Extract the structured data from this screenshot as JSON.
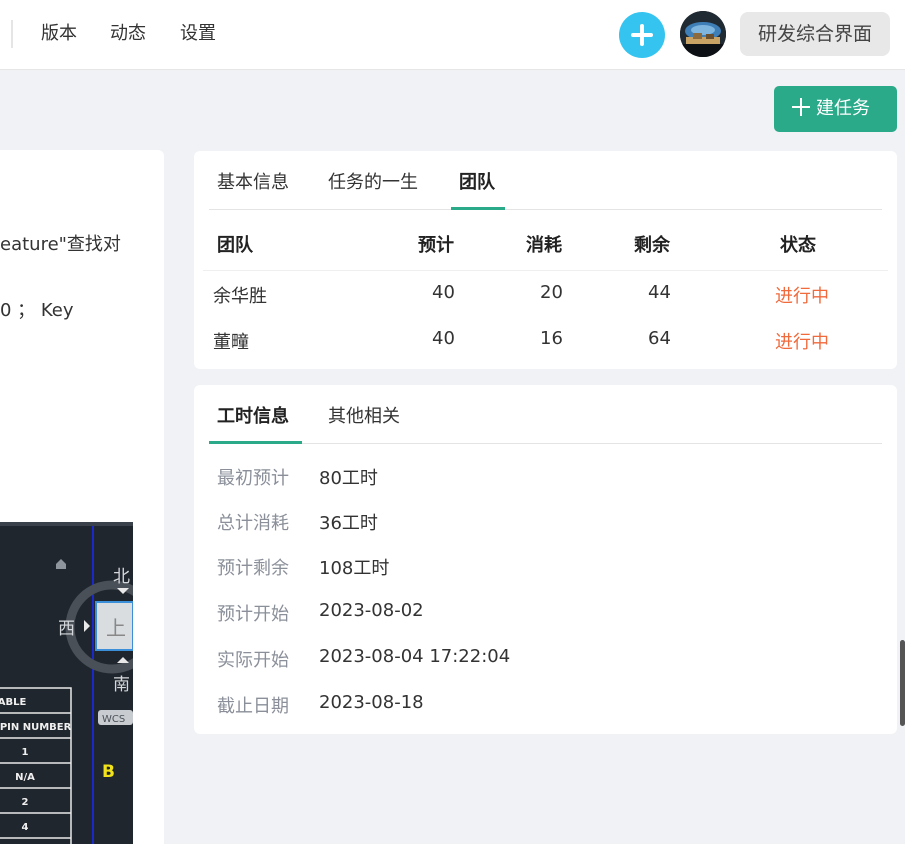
{
  "nav": {
    "items": [
      "版本",
      "动态",
      "设置"
    ],
    "project_name": "研发综合界面"
  },
  "toolbar": {
    "create_task_label": "建任务"
  },
  "left": {
    "text_line_1": "eature\"查找对",
    "text_line_2": "0 ； Key",
    "cad": {
      "compass_north": "北",
      "compass_south": "南",
      "compass_west": "西",
      "compass_center": "上",
      "wcs": "WCS",
      "marker": "B",
      "table_rows": [
        "ABLE",
        "R PIN NUMBER",
        "1",
        "N/A",
        "2",
        "4"
      ]
    }
  },
  "team_card": {
    "tabs": [
      "基本信息",
      "任务的一生",
      "团队"
    ],
    "active_tab": 2,
    "headers": [
      "团队",
      "预计",
      "消耗",
      "剩余",
      "状态"
    ],
    "rows": [
      {
        "name": "余华胜",
        "estimate": "40",
        "consumed": "20",
        "remaining": "44",
        "status": "进行中"
      },
      {
        "name": "董疃",
        "estimate": "40",
        "consumed": "16",
        "remaining": "64",
        "status": "进行中"
      }
    ]
  },
  "hours_card": {
    "tabs": [
      "工时信息",
      "其他相关"
    ],
    "active_tab": 0,
    "items": [
      {
        "label": "最初预计",
        "value": "80工时"
      },
      {
        "label": "总计消耗",
        "value": "36工时"
      },
      {
        "label": "预计剩余",
        "value": "108工时"
      },
      {
        "label": "预计开始",
        "value": "2023-08-02"
      },
      {
        "label": "实际开始",
        "value": "2023-08-04 17:22:04"
      },
      {
        "label": "截止日期",
        "value": "2023-08-18"
      }
    ]
  },
  "colors": {
    "accent": "#2baa8a",
    "status": "#f06a3c",
    "add_circle": "#35c4ef"
  }
}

⁂

### Task
Your job is to transcribe the entries above exactly; skip the pictures.

### Result of the task
Extract the structured data from this screenshot as JSON.
{
  "nav": {
    "items": [
      "版本",
      "动态",
      "设置"
    ],
    "project_name": "研发综合界面"
  },
  "toolbar": {
    "create_task_label": "建任务"
  },
  "left": {
    "text_line_1": "eature\"查找对",
    "text_line_2": "0 ； Key",
    "cad": {
      "compass_north": "北",
      "compass_south": "南",
      "compass_west": "西",
      "compass_center": "上",
      "wcs": "WCS",
      "marker": "B",
      "table_rows": [
        "ABLE",
        "R PIN NUMBER",
        "1",
        "N/A",
        "2",
        "4"
      ]
    }
  },
  "team_card": {
    "tabs": [
      "基本信息",
      "任务的一生",
      "团队"
    ],
    "active_tab": 2,
    "headers": [
      "团队",
      "预计",
      "消耗",
      "剩余",
      "状态"
    ],
    "rows": [
      {
        "name": "余华胜",
        "estimate": "40",
        "consumed": "20",
        "remaining": "44",
        "status": "进行中"
      },
      {
        "name": "董疃",
        "estimate": "40",
        "consumed": "16",
        "remaining": "64",
        "status": "进行中"
      }
    ]
  },
  "hours_card": {
    "tabs": [
      "工时信息",
      "其他相关"
    ],
    "active_tab": 0,
    "items": [
      {
        "label": "最初预计",
        "value": "80工时"
      },
      {
        "label": "总计消耗",
        "value": "36工时"
      },
      {
        "label": "预计剩余",
        "value": "108工时"
      },
      {
        "label": "预计开始",
        "value": "2023-08-02"
      },
      {
        "label": "实际开始",
        "value": "2023-08-04 17:22:04"
      },
      {
        "label": "截止日期",
        "value": "2023-08-18"
      }
    ]
  },
  "colors": {
    "accent": "#2baa8a",
    "status": "#f06a3c",
    "add_circle": "#35c4ef"
  }
}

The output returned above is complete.